§ Do this
Copy out the material below in full, but not its images.
◇ ◇ ◇ ◇ ◇
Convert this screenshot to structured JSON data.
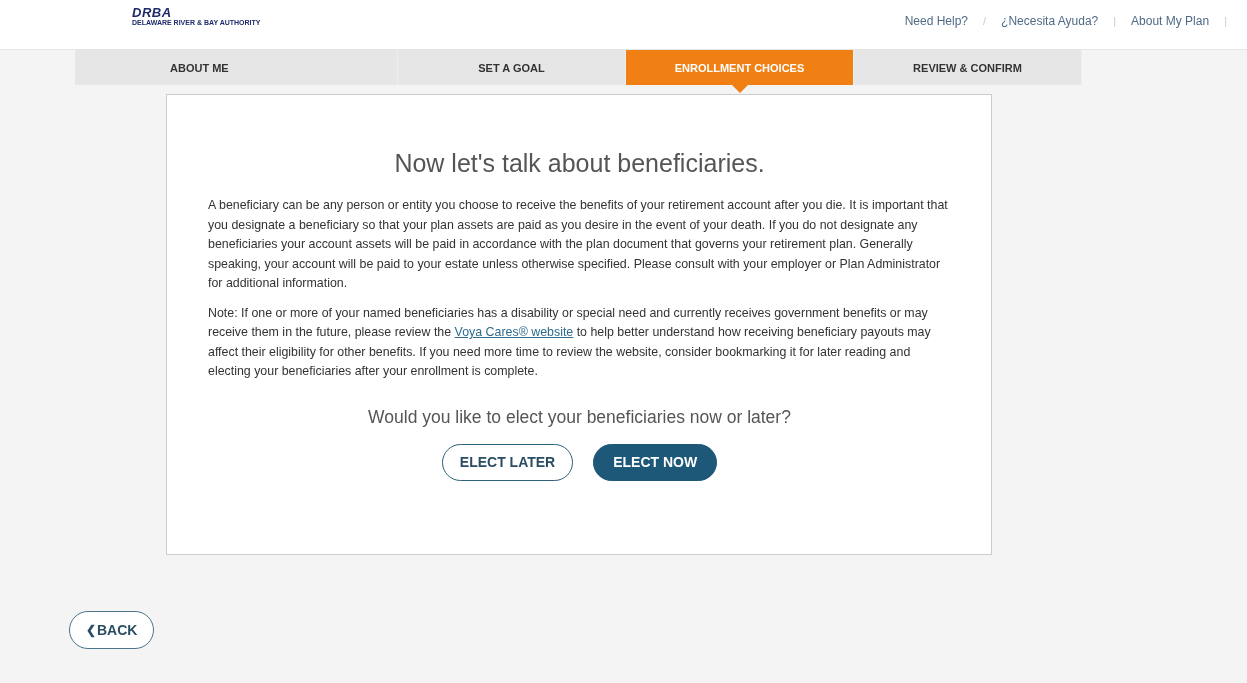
{
  "header": {
    "logo": {
      "mark": "DRBA",
      "subtitle": "DELAWARE RIVER & BAY AUTHORITY"
    },
    "links": [
      {
        "kind": "link",
        "text": "Need Help?"
      },
      {
        "kind": "separator",
        "text": "/"
      },
      {
        "kind": "link",
        "text": "¿Necesita Ayuda?"
      },
      {
        "kind": "separator",
        "text": "|"
      },
      {
        "kind": "link",
        "text": "About My Plan"
      },
      {
        "kind": "separator",
        "text": "|"
      }
    ]
  },
  "steps": [
    {
      "label": "ABOUT ME",
      "selected": false
    },
    {
      "label": "SET A GOAL",
      "selected": false
    },
    {
      "label": "ENROLLMENT CHOICES",
      "selected": true
    },
    {
      "label": "REVIEW & CONFIRM",
      "selected": false
    }
  ],
  "card": {
    "heading": "Now let's talk about beneficiaries.",
    "paragraphs": [
      {
        "before": "A beneficiary can be any person or entity you choose to receive the benefits of your retirement account after you die. It is important that you designate a beneficiary so that your plan assets are paid as you desire in the event of your death. If you do not designate any beneficiaries your account assets will be paid in accordance with the plan document that governs your retirement plan. Generally speaking, your account will be paid to your estate unless otherwise specified. Please consult with your employer or Plan Administrator for additional information."
      },
      {
        "before": "Note: If one or more of your named beneficiaries has a disability or special need and currently receives government benefits or may receive them in the future, please review the ",
        "link": "Voya Cares® website",
        "after": " to help better understand how receiving beneficiary payouts may affect their eligibility for other benefits. If you need more time to review the website, consider bookmarking it for later reading and electing your beneficiaries after your enrollment is complete."
      }
    ],
    "question": "Would you like to elect your beneficiaries now or later?",
    "buttons": [
      {
        "label": "ELECT LATER",
        "kind": "secondary"
      },
      {
        "label": "ELECT NOW",
        "kind": "primary"
      }
    ]
  },
  "back": {
    "icon": "❮",
    "label": "BACK"
  }
}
◇ ◇ ◇ ◇ ◇
§ Response
Convert this screenshot to structured JSON data.
{
  "header": {
    "logo": {
      "mark": "DRBA",
      "subtitle": "DELAWARE RIVER & BAY AUTHORITY"
    },
    "links": [
      {
        "kind": "link",
        "text": "Need Help?"
      },
      {
        "kind": "separator",
        "text": "/"
      },
      {
        "kind": "link",
        "text": "¿Necesita Ayuda?"
      },
      {
        "kind": "separator",
        "text": "|"
      },
      {
        "kind": "link",
        "text": "About My Plan"
      },
      {
        "kind": "separator",
        "text": "|"
      }
    ]
  },
  "steps": [
    {
      "label": "ABOUT ME",
      "selected": false
    },
    {
      "label": "SET A GOAL",
      "selected": false
    },
    {
      "label": "ENROLLMENT CHOICES",
      "selected": true
    },
    {
      "label": "REVIEW & CONFIRM",
      "selected": false
    }
  ],
  "card": {
    "heading": "Now let's talk about beneficiaries.",
    "paragraphs": [
      {
        "before": "A beneficiary can be any person or entity you choose to receive the benefits of your retirement account after you die. It is important that you designate a beneficiary so that your plan assets are paid as you desire in the event of your death. If you do not designate any beneficiaries your account assets will be paid in accordance with the plan document that governs your retirement plan. Generally speaking, your account will be paid to your estate unless otherwise specified. Please consult with your employer or Plan Administrator for additional information."
      },
      {
        "before": "Note: If one or more of your named beneficiaries has a disability or special need and currently receives government benefits or may receive them in the future, please review the ",
        "link": "Voya Cares® website",
        "after": " to help better understand how receiving beneficiary payouts may affect their eligibility for other benefits. If you need more time to review the website, consider bookmarking it for later reading and electing your beneficiaries after your enrollment is complete."
      }
    ],
    "question": "Would you like to elect your beneficiaries now or later?",
    "buttons": [
      {
        "label": "ELECT LATER",
        "kind": "secondary"
      },
      {
        "label": "ELECT NOW",
        "kind": "primary"
      }
    ]
  },
  "back": {
    "icon": "❮",
    "label": "BACK"
  }
}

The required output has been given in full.